Supplied data -
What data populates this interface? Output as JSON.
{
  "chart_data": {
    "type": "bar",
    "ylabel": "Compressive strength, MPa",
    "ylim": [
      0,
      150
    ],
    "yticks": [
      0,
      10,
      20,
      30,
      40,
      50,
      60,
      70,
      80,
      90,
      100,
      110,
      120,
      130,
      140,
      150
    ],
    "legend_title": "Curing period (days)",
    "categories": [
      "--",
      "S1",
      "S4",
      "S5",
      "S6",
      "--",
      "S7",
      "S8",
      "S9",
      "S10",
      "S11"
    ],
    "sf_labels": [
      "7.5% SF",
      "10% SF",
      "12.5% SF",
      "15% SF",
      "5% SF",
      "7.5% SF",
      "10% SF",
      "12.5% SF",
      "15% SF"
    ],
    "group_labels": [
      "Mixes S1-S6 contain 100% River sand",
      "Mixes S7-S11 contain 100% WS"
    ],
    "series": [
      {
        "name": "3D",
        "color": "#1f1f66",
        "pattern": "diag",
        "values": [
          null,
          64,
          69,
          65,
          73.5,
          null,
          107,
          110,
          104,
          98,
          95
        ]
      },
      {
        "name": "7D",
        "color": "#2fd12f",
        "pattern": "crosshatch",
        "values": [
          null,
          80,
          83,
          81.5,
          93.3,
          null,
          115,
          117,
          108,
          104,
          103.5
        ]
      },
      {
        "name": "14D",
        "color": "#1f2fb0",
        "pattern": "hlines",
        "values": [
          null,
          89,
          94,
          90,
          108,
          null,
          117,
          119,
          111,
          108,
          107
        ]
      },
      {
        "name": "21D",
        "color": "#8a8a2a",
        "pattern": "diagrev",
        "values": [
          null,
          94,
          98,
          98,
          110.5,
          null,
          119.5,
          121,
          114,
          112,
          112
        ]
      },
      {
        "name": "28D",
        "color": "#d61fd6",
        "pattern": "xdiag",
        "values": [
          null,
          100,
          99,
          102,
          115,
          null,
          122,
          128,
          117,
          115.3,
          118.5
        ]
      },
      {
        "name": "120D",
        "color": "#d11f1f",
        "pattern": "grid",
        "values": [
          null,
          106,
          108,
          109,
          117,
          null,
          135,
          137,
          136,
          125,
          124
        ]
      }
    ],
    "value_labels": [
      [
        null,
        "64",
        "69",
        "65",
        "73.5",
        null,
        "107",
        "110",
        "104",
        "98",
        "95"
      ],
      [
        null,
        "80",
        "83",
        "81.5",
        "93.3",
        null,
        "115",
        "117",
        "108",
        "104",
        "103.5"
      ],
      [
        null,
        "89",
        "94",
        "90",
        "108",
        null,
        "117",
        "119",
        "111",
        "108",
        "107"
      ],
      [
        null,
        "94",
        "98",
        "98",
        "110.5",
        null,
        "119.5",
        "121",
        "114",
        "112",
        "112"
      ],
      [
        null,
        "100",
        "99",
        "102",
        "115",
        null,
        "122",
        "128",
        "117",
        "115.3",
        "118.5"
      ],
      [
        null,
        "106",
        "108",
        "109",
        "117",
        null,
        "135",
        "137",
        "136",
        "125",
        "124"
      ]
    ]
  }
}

Problem statement - Look for the word "Mixes" in every line of the listing and copy the lines that have it.

In response -
      "Mixes S1-S6 contain 100% River sand",
      "Mixes S7-S11 contain 100% WS"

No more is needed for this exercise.